→ Task goal: Copy out every line of the records below verbatim, keeping each character and line in its original order.

Start of Material for the task

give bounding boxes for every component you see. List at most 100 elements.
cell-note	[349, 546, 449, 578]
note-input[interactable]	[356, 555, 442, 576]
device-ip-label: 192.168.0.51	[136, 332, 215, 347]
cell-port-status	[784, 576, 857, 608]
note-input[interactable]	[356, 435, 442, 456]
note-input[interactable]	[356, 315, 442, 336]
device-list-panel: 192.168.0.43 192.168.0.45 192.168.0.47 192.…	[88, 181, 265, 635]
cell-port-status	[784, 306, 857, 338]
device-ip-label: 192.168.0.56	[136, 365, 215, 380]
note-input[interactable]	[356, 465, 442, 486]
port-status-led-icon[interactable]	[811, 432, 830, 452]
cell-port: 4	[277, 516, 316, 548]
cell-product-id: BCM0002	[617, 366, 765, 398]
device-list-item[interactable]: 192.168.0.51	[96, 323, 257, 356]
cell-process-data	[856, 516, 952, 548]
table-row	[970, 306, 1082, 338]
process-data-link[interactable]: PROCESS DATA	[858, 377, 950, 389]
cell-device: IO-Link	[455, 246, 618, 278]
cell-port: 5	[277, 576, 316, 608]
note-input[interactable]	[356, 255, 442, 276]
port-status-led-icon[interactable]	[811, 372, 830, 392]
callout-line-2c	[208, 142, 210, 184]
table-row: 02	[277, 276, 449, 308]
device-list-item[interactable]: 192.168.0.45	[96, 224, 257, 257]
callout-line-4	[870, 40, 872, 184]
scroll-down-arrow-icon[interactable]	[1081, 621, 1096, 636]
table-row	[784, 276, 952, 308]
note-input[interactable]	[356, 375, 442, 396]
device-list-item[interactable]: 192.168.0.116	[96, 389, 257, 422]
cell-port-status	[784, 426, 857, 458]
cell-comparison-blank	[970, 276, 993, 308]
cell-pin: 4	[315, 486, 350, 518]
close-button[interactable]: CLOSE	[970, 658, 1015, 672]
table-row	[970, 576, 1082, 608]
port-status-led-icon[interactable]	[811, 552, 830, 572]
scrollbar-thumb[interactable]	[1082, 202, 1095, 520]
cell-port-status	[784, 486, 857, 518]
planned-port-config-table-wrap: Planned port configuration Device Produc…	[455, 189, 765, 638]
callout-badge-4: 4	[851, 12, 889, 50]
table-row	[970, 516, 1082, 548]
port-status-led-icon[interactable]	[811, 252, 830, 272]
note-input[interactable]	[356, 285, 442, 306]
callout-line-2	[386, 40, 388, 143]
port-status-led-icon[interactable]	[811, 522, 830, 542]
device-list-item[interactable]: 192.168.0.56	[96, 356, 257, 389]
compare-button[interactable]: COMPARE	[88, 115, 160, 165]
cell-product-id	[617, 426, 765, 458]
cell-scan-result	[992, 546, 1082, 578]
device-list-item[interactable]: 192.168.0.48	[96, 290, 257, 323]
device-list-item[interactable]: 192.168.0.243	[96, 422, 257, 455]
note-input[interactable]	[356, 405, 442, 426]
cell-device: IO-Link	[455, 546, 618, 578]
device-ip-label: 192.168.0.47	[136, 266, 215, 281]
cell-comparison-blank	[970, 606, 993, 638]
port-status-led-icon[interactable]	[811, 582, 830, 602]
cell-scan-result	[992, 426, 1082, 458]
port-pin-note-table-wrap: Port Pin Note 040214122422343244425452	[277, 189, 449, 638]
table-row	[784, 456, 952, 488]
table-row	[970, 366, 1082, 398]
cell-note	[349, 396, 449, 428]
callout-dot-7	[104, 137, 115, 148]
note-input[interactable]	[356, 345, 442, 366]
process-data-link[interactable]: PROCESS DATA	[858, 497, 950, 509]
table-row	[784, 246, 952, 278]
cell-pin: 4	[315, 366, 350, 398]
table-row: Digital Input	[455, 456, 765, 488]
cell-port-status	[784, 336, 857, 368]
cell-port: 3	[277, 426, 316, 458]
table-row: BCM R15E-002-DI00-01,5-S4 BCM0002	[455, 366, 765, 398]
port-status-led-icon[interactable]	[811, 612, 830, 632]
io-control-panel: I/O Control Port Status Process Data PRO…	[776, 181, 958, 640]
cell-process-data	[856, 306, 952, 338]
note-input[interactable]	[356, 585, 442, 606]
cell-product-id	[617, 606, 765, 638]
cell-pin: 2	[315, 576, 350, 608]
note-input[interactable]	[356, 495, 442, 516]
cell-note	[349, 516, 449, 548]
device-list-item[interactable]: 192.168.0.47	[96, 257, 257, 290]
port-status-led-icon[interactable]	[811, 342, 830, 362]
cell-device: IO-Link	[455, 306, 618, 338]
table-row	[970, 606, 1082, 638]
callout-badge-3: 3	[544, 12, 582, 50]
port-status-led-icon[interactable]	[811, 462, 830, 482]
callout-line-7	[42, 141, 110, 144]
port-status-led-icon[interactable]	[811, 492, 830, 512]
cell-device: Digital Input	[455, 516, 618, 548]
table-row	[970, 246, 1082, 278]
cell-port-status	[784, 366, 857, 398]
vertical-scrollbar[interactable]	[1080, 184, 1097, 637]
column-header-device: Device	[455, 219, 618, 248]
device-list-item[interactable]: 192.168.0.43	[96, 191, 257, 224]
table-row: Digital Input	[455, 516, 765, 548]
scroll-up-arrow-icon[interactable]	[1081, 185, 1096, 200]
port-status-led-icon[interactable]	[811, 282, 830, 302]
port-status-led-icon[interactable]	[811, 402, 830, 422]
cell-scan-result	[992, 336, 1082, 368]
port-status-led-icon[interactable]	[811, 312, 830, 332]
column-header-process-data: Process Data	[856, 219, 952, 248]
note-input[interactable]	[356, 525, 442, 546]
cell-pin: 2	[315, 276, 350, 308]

End of Material for the task

→ Exercise response:
give bounding boxes for every component you see. List at most 100 elements.
cell-note	[349, 546, 449, 578]
note-input[interactable]	[356, 555, 442, 576]
device-ip-label: 192.168.0.51	[136, 332, 215, 347]
cell-port-status	[784, 576, 857, 608]
note-input[interactable]	[356, 435, 442, 456]
note-input[interactable]	[356, 315, 442, 336]
device-list-panel: 192.168.0.43 192.168.0.45 192.168.0.47 192.…	[88, 181, 265, 635]
cell-port-status	[784, 306, 857, 338]
device-ip-label: 192.168.0.56	[136, 365, 215, 380]
note-input[interactable]	[356, 465, 442, 486]
port-status-led-icon[interactable]	[811, 432, 830, 452]
cell-port: 4	[277, 516, 316, 548]
cell-product-id: BCM0002	[617, 366, 765, 398]
device-list-item[interactable]: 192.168.0.51	[96, 323, 257, 356]
cell-process-data	[856, 516, 952, 548]
table-row	[970, 306, 1082, 338]
process-data-link[interactable]: PROCESS DATA	[858, 377, 950, 389]
cell-device: IO-Link	[455, 246, 618, 278]
cell-port: 5	[277, 576, 316, 608]
note-input[interactable]	[356, 255, 442, 276]
port-status-led-icon[interactable]	[811, 372, 830, 392]
callout-line-2c	[208, 142, 210, 184]
table-row: 02	[277, 276, 449, 308]
device-list-item[interactable]: 192.168.0.45	[96, 224, 257, 257]
callout-line-4	[870, 40, 872, 184]
scroll-down-arrow-icon[interactable]	[1081, 621, 1096, 636]
table-row	[784, 276, 952, 308]
note-input[interactable]	[356, 375, 442, 396]
device-list-item[interactable]: 192.168.0.116	[96, 389, 257, 422]
cell-port-status	[784, 426, 857, 458]
cell-comparison-blank	[970, 276, 993, 308]
cell-pin: 4	[315, 486, 350, 518]
close-button[interactable]: CLOSE	[970, 658, 1015, 672]
table-row	[970, 576, 1082, 608]
port-status-led-icon[interactable]	[811, 552, 830, 572]
scrollbar-thumb[interactable]	[1082, 202, 1095, 520]
cell-port-status	[784, 486, 857, 518]
planned-port-config-table-wrap: Planned port configuration Device Produc…	[455, 189, 765, 638]
callout-badge-4: 4	[851, 12, 889, 50]
table-row	[970, 516, 1082, 548]
port-status-led-icon[interactable]	[811, 252, 830, 272]
note-input[interactable]	[356, 285, 442, 306]
callout-line-2	[386, 40, 388, 143]
port-status-led-icon[interactable]	[811, 522, 830, 542]
device-list-item[interactable]: 192.168.0.56	[96, 356, 257, 389]
compare-button[interactable]: COMPARE	[88, 115, 160, 165]
cell-product-id	[617, 426, 765, 458]
cell-scan-result	[992, 546, 1082, 578]
device-list-item[interactable]: 192.168.0.48	[96, 290, 257, 323]
device-list-item[interactable]: 192.168.0.243	[96, 422, 257, 455]
note-input[interactable]	[356, 405, 442, 426]
cell-device: IO-Link	[455, 546, 618, 578]
device-ip-label: 192.168.0.47	[136, 266, 215, 281]
cell-comparison-blank	[970, 606, 993, 638]
port-status-led-icon[interactable]	[811, 582, 830, 602]
cell-scan-result	[992, 426, 1082, 458]
port-pin-note-table-wrap: Port Pin Note 040214122422343244425452	[277, 189, 449, 638]
table-row	[784, 456, 952, 488]
table-row	[970, 366, 1082, 398]
cell-note	[349, 396, 449, 428]
callout-dot-7	[104, 137, 115, 148]
note-input[interactable]	[356, 345, 442, 366]
process-data-link[interactable]: PROCESS DATA	[858, 497, 950, 509]
table-row	[784, 246, 952, 278]
cell-pin: 4	[315, 366, 350, 398]
table-row: Digital Input	[455, 456, 765, 488]
cell-port-status	[784, 336, 857, 368]
cell-port: 3	[277, 426, 316, 458]
table-row: BCM R15E-002-DI00-01,5-S4 BCM0002	[455, 366, 765, 398]
port-status-led-icon[interactable]	[811, 612, 830, 632]
io-control-panel: I/O Control Port Status Process Data PRO…	[776, 181, 958, 640]
cell-process-data	[856, 306, 952, 338]
note-input[interactable]	[356, 585, 442, 606]
cell-product-id	[617, 606, 765, 638]
cell-pin: 2	[315, 576, 350, 608]
note-input[interactable]	[356, 495, 442, 516]
cell-note	[349, 516, 449, 548]
device-list-item[interactable]: 192.168.0.47	[96, 257, 257, 290]
port-status-led-icon[interactable]	[811, 342, 830, 362]
cell-device: IO-Link	[455, 306, 618, 338]
table-row	[970, 606, 1082, 638]
callout-badge-3: 3	[544, 12, 582, 50]
port-status-led-icon[interactable]	[811, 462, 830, 482]
callout-line-7	[42, 141, 110, 144]
port-status-led-icon[interactable]	[811, 492, 830, 512]
cell-device: Digital Input	[455, 516, 618, 548]
table-row	[970, 246, 1082, 278]
cell-port-status	[784, 366, 857, 398]
vertical-scrollbar[interactable]	[1080, 184, 1097, 637]
column-header-device: Device	[455, 219, 618, 248]
device-list-item[interactable]: 192.168.0.43	[96, 191, 257, 224]
table-row: Digital Input	[455, 516, 765, 548]
scroll-up-arrow-icon[interactable]	[1081, 185, 1096, 200]
port-status-led-icon[interactable]	[811, 282, 830, 302]
port-status-led-icon[interactable]	[811, 402, 830, 422]
cell-scan-result	[992, 336, 1082, 368]
port-status-led-icon[interactable]	[811, 312, 830, 332]
column-header-process-data: Process Data	[856, 219, 952, 248]
note-input[interactable]	[356, 525, 442, 546]
cell-pin: 2	[315, 276, 350, 308]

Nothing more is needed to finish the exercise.